## begin
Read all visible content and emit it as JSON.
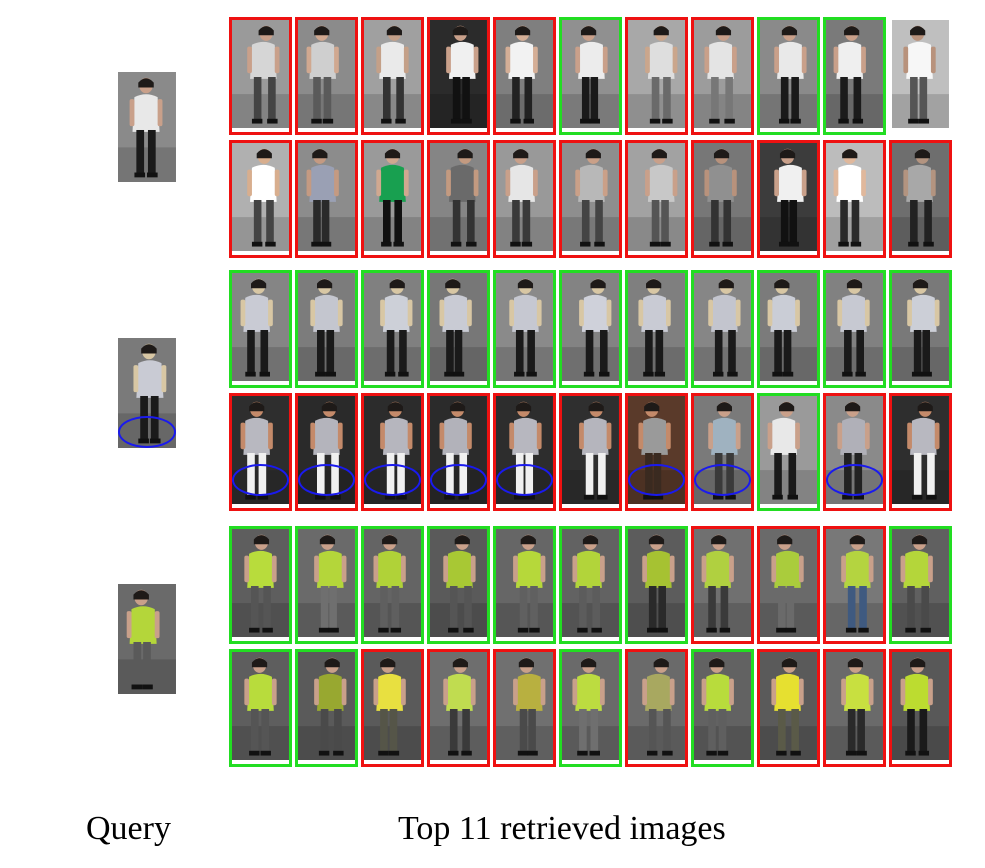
{
  "captions": {
    "query": "Query",
    "results": "Top 11 retrieved images"
  },
  "colors": {
    "correct": "#22dd22",
    "incorrect": "#ee1111",
    "highlight": "#1a1aee"
  },
  "queries": [
    {
      "name": "query-woman-white-dress",
      "palette": [
        "#8a8a8a",
        "#e8e8e8",
        "#1a1a1a",
        "#c9a08a"
      ],
      "ellipse": false,
      "rows": [
        {
          "results": [
            {
              "match": false,
              "palette": [
                "#9a9a9a",
                "#d6d6d6",
                "#444444",
                "#c9a08a"
              ]
            },
            {
              "match": false,
              "palette": [
                "#8b8b8b",
                "#cfcfcf",
                "#5a5a5a",
                "#d0a890"
              ]
            },
            {
              "match": false,
              "palette": [
                "#a0a0a0",
                "#eaeaea",
                "#333333",
                "#c4a088"
              ]
            },
            {
              "match": false,
              "palette": [
                "#2b2b2b",
                "#f0f0f0",
                "#111111",
                "#c9a08a"
              ]
            },
            {
              "match": false,
              "palette": [
                "#7f7f7f",
                "#f2f2f2",
                "#222222",
                "#d4ae96"
              ]
            },
            {
              "match": true,
              "palette": [
                "#909090",
                "#ececec",
                "#1a1a1a",
                "#c9a08a"
              ]
            },
            {
              "match": false,
              "palette": [
                "#a8a8a8",
                "#dedede",
                "#6a6a6a",
                "#caa68c"
              ]
            },
            {
              "match": false,
              "palette": [
                "#9c9c9c",
                "#e4e4e4",
                "#777777",
                "#c9a08a"
              ]
            },
            {
              "match": true,
              "palette": [
                "#8a8a8a",
                "#e9e9e9",
                "#1a1a1a",
                "#c9a08a"
              ]
            },
            {
              "match": true,
              "palette": [
                "#7a7a7a",
                "#efefef",
                "#1b1b1b",
                "#c9a08a"
              ]
            },
            {
              "match": null,
              "palette": [
                "#bfbfbf",
                "#f7f7f7",
                "#555555",
                "#b8927c"
              ]
            }
          ]
        },
        {
          "results": [
            {
              "match": false,
              "palette": [
                "#b0b0b0",
                "#ffffff",
                "#444444",
                "#d8ae8e"
              ]
            },
            {
              "match": false,
              "palette": [
                "#8c8c8c",
                "#9aa0b4",
                "#2a2a2a",
                "#c49a82"
              ]
            },
            {
              "match": false,
              "palette": [
                "#9a9a9a",
                "#18a050",
                "#111111",
                "#d0a890"
              ]
            },
            {
              "match": false,
              "palette": [
                "#858585",
                "#6a6a6a",
                "#333333",
                "#c39a80"
              ]
            },
            {
              "match": false,
              "palette": [
                "#999999",
                "#e6e6e6",
                "#3a3a3a",
                "#c9a08a"
              ]
            },
            {
              "match": false,
              "palette": [
                "#8e8e8e",
                "#b8b8b8",
                "#444444",
                "#caa088"
              ]
            },
            {
              "match": false,
              "palette": [
                "#a2a2a2",
                "#c8c8c8",
                "#555555",
                "#c9a08a"
              ]
            },
            {
              "match": false,
              "palette": [
                "#777777",
                "#909090",
                "#333333",
                "#b8927c"
              ]
            },
            {
              "match": false,
              "palette": [
                "#3c3c3c",
                "#f0f0f0",
                "#111111",
                "#c9a08a"
              ]
            },
            {
              "match": false,
              "palette": [
                "#bcbcbc",
                "#ffffff",
                "#2a2a2a",
                "#e0b89c"
              ]
            },
            {
              "match": false,
              "palette": [
                "#6e6e6e",
                "#a8a8a8",
                "#222222",
                "#b39480"
              ]
            }
          ]
        }
      ]
    },
    {
      "name": "query-woman-floral-dress-hat",
      "palette": [
        "#7a7a7a",
        "#c9cbd4",
        "#1a1a1a",
        "#d8c7a4"
      ],
      "ellipse": true,
      "rows": [
        {
          "results": [
            {
              "match": true,
              "palette": [
                "#858585",
                "#c9cbd4",
                "#1a1a1a",
                "#d8c7a4"
              ],
              "ellipse": false
            },
            {
              "match": true,
              "palette": [
                "#7c7c7c",
                "#c4c6cf",
                "#1a1a1a",
                "#d8c7a4"
              ],
              "ellipse": false
            },
            {
              "match": true,
              "palette": [
                "#808080",
                "#cdd0d8",
                "#1a1a1a",
                "#d8c7a4"
              ],
              "ellipse": false
            },
            {
              "match": true,
              "palette": [
                "#777777",
                "#c9cbd4",
                "#1a1a1a",
                "#d8c7a4"
              ],
              "ellipse": false
            },
            {
              "match": true,
              "palette": [
                "#8a8a8a",
                "#c6c8d1",
                "#1a1a1a",
                "#d8c7a4"
              ],
              "ellipse": false
            },
            {
              "match": true,
              "palette": [
                "#838383",
                "#cfd1da",
                "#1a1a1a",
                "#d8c7a4"
              ],
              "ellipse": false
            },
            {
              "match": true,
              "palette": [
                "#7f7f7f",
                "#c9cbd4",
                "#1a1a1a",
                "#d8c7a4"
              ],
              "ellipse": false
            },
            {
              "match": true,
              "palette": [
                "#868686",
                "#c3c5ce",
                "#1a1a1a",
                "#d8c7a4"
              ],
              "ellipse": false
            },
            {
              "match": true,
              "palette": [
                "#7b7b7b",
                "#cacdd6",
                "#1a1a1a",
                "#d8c7a4"
              ],
              "ellipse": false
            },
            {
              "match": true,
              "palette": [
                "#818181",
                "#c7c9d2",
                "#1a1a1a",
                "#d8c7a4"
              ],
              "ellipse": false
            },
            {
              "match": true,
              "palette": [
                "#797979",
                "#cccfd7",
                "#1a1a1a",
                "#d8c7a4"
              ],
              "ellipse": false
            }
          ]
        },
        {
          "results": [
            {
              "match": false,
              "palette": [
                "#2e2e2e",
                "#b8b8c0",
                "#f0f0f0",
                "#c48a6a"
              ],
              "ellipse": true
            },
            {
              "match": false,
              "palette": [
                "#2a2a2a",
                "#b4b4bc",
                "#f0f0f0",
                "#c48a6a"
              ],
              "ellipse": true
            },
            {
              "match": false,
              "palette": [
                "#2c2c2c",
                "#b6b6be",
                "#f0f0f0",
                "#c48a6a"
              ],
              "ellipse": true
            },
            {
              "match": false,
              "palette": [
                "#2b2b2b",
                "#b2b2ba",
                "#f0f0f0",
                "#c48a6a"
              ],
              "ellipse": true
            },
            {
              "match": false,
              "palette": [
                "#2d2d2d",
                "#b7b7bf",
                "#f0f0f0",
                "#c48a6a"
              ],
              "ellipse": true
            },
            {
              "match": false,
              "palette": [
                "#2f2f2f",
                "#b5b5bd",
                "#f0f0f0",
                "#c48a6a"
              ],
              "ellipse": false
            },
            {
              "match": false,
              "palette": [
                "#5a3a2a",
                "#9a9a9a",
                "#3a2a20",
                "#c48a6a"
              ],
              "ellipse": true
            },
            {
              "match": false,
              "palette": [
                "#7a7a7a",
                "#9fb2c0",
                "#3a3a3a",
                "#c9a08a"
              ],
              "ellipse": true
            },
            {
              "match": true,
              "palette": [
                "#9a9a9a",
                "#e8e8e8",
                "#1a1a1a",
                "#c9a08a"
              ],
              "ellipse": false
            },
            {
              "match": false,
              "palette": [
                "#8a8a8a",
                "#b0b0b8",
                "#222222",
                "#c9a08a"
              ],
              "ellipse": true
            },
            {
              "match": false,
              "palette": [
                "#2e2e2e",
                "#b8b8c0",
                "#f0f0f0",
                "#c48a6a"
              ],
              "ellipse": false
            }
          ]
        }
      ]
    },
    {
      "name": "query-man-green-shirt-bike",
      "palette": [
        "#6a6a6a",
        "#b4d63a",
        "#5a5a5a",
        "#c9a08a"
      ],
      "ellipse": false,
      "rows": [
        {
          "results": [
            {
              "match": true,
              "palette": [
                "#5e5e5e",
                "#b8dc3c",
                "#555555",
                "#c9a08a"
              ]
            },
            {
              "match": true,
              "palette": [
                "#6a6a6a",
                "#b4d63a",
                "#6f6f6f",
                "#c9a08a"
              ]
            },
            {
              "match": true,
              "palette": [
                "#646464",
                "#b0d238",
                "#5f5f5f",
                "#c9a08a"
              ]
            },
            {
              "match": true,
              "palette": [
                "#5a5a5a",
                "#a8c834",
                "#555555",
                "#c9a08a"
              ]
            },
            {
              "match": true,
              "palette": [
                "#666666",
                "#b6d83a",
                "#606060",
                "#c9a08a"
              ]
            },
            {
              "match": true,
              "palette": [
                "#626262",
                "#b2d43a",
                "#5c5c5c",
                "#c9a08a"
              ]
            },
            {
              "match": true,
              "palette": [
                "#5c5c5c",
                "#a6c232",
                "#2a2a2a",
                "#c9a08a"
              ]
            },
            {
              "match": false,
              "palette": [
                "#707070",
                "#b0d040",
                "#3a3a3a",
                "#c9a08a"
              ]
            },
            {
              "match": false,
              "palette": [
                "#6a6a6a",
                "#aacc3c",
                "#6a6a6a",
                "#c9a08a"
              ]
            },
            {
              "match": false,
              "palette": [
                "#787878",
                "#b4d440",
                "#3f5a80",
                "#c9a08a"
              ]
            },
            {
              "match": true,
              "palette": [
                "#606060",
                "#b4d63a",
                "#4a4a4a",
                "#c9a08a"
              ]
            }
          ]
        },
        {
          "results": [
            {
              "match": true,
              "palette": [
                "#5e5e5e",
                "#b8dc3c",
                "#555555",
                "#c9a08a"
              ]
            },
            {
              "match": true,
              "palette": [
                "#5a5a5a",
                "#98a830",
                "#4a4a4a",
                "#c9a08a"
              ]
            },
            {
              "match": false,
              "palette": [
                "#5a5a5a",
                "#e8e040",
                "#555548",
                "#c9a08a"
              ]
            },
            {
              "match": false,
              "palette": [
                "#6e6e6e",
                "#c0dc50",
                "#3a3a3a",
                "#c9a08a"
              ]
            },
            {
              "match": false,
              "palette": [
                "#707070",
                "#b8b040",
                "#4a4a4a",
                "#c9a08a"
              ]
            },
            {
              "match": true,
              "palette": [
                "#6a6a6a",
                "#bcdc40",
                "#6f6f6f",
                "#c9a08a"
              ]
            },
            {
              "match": false,
              "palette": [
                "#6a6a6a",
                "#a8a860",
                "#555555",
                "#c9a08a"
              ]
            },
            {
              "match": true,
              "palette": [
                "#626262",
                "#b8dc3c",
                "#5f5f5f",
                "#c9a08a"
              ]
            },
            {
              "match": false,
              "palette": [
                "#5a5a5a",
                "#e6e030",
                "#5a5a48",
                "#c9a08a"
              ]
            },
            {
              "match": false,
              "palette": [
                "#6a6a6a",
                "#c8e040",
                "#2a2a2a",
                "#c9a08a"
              ]
            },
            {
              "match": false,
              "palette": [
                "#585858",
                "#bcdc30",
                "#1a1a1a",
                "#c9a08a"
              ]
            }
          ]
        }
      ]
    }
  ]
}
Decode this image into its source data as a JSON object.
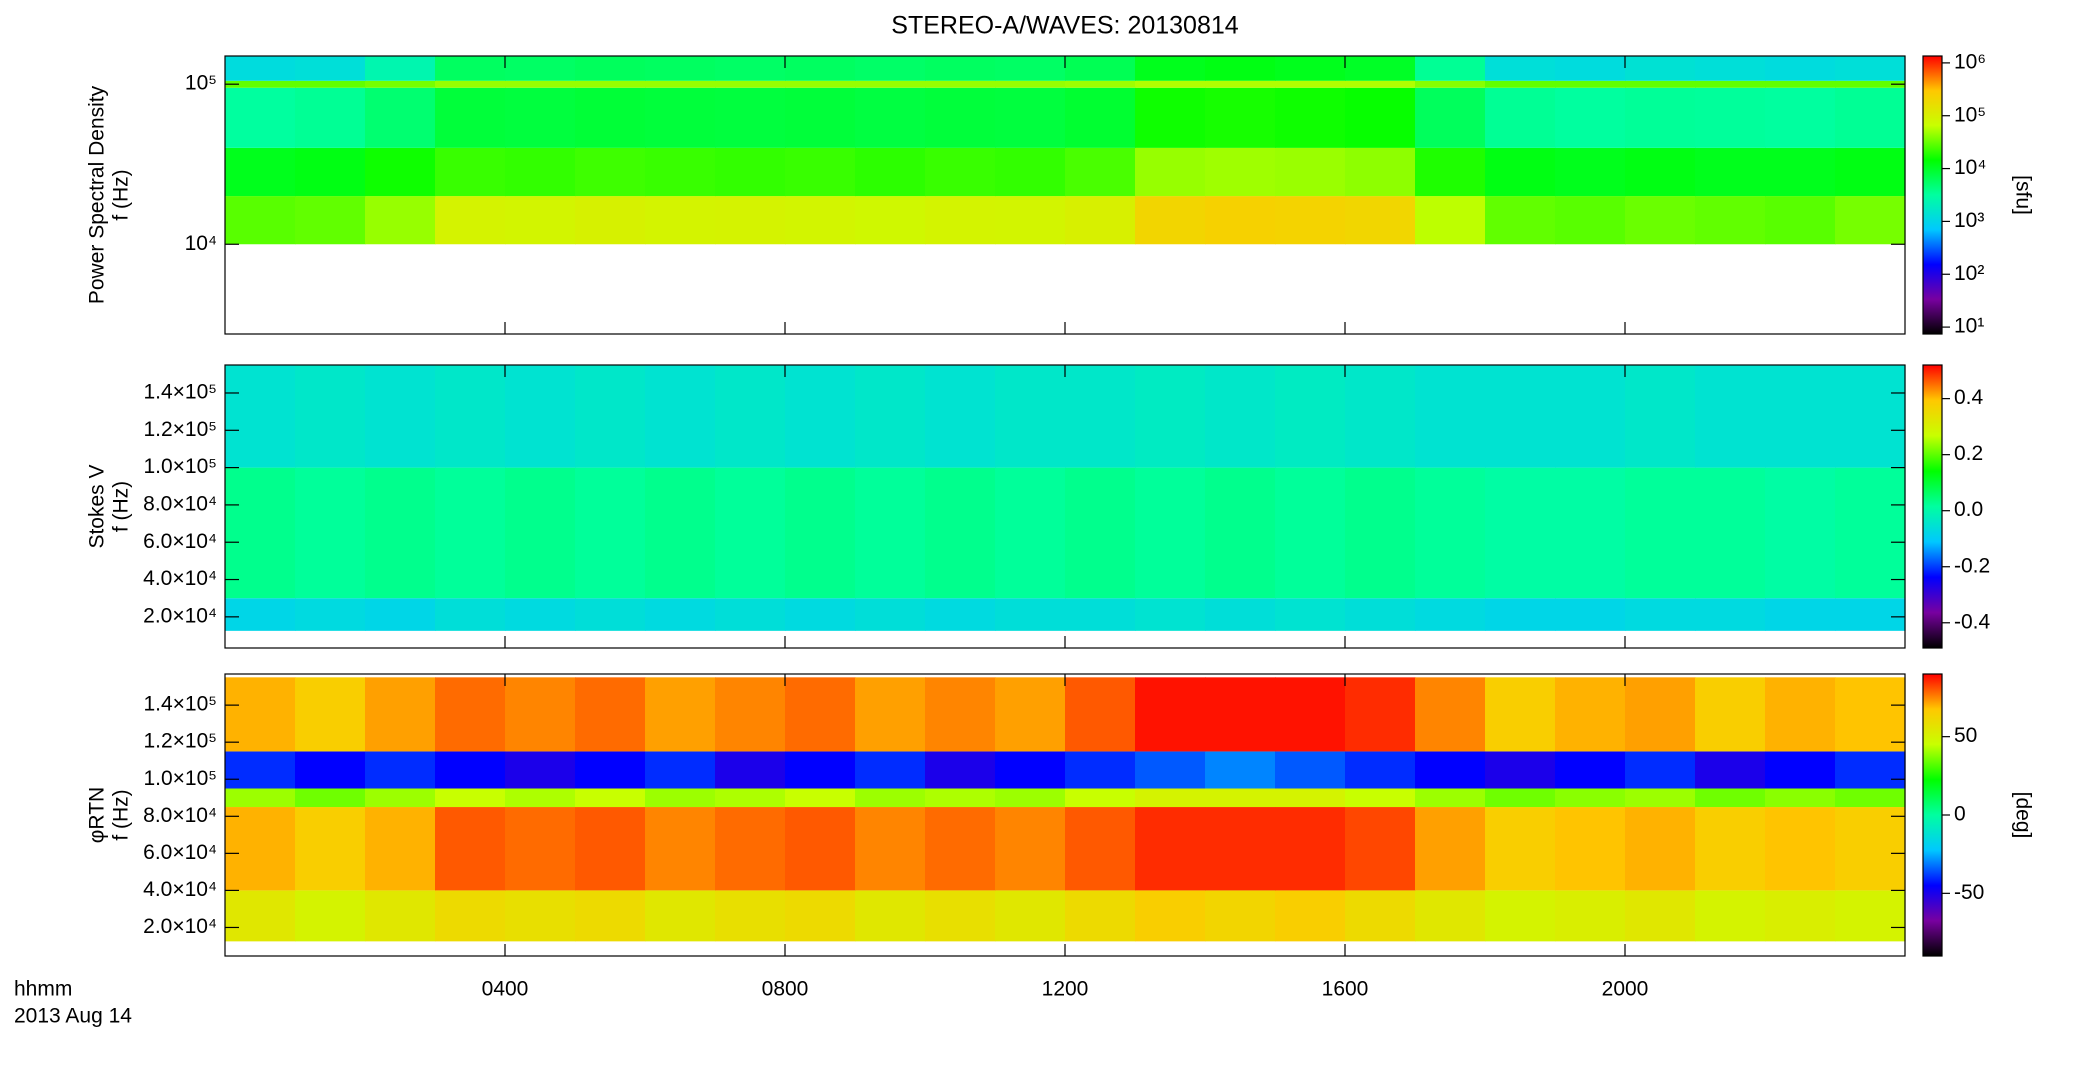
## end
## REQUIRED WORK:
Count the lines of the material that include the word "query", then state only the total.

## OUTPUT BELOW:
4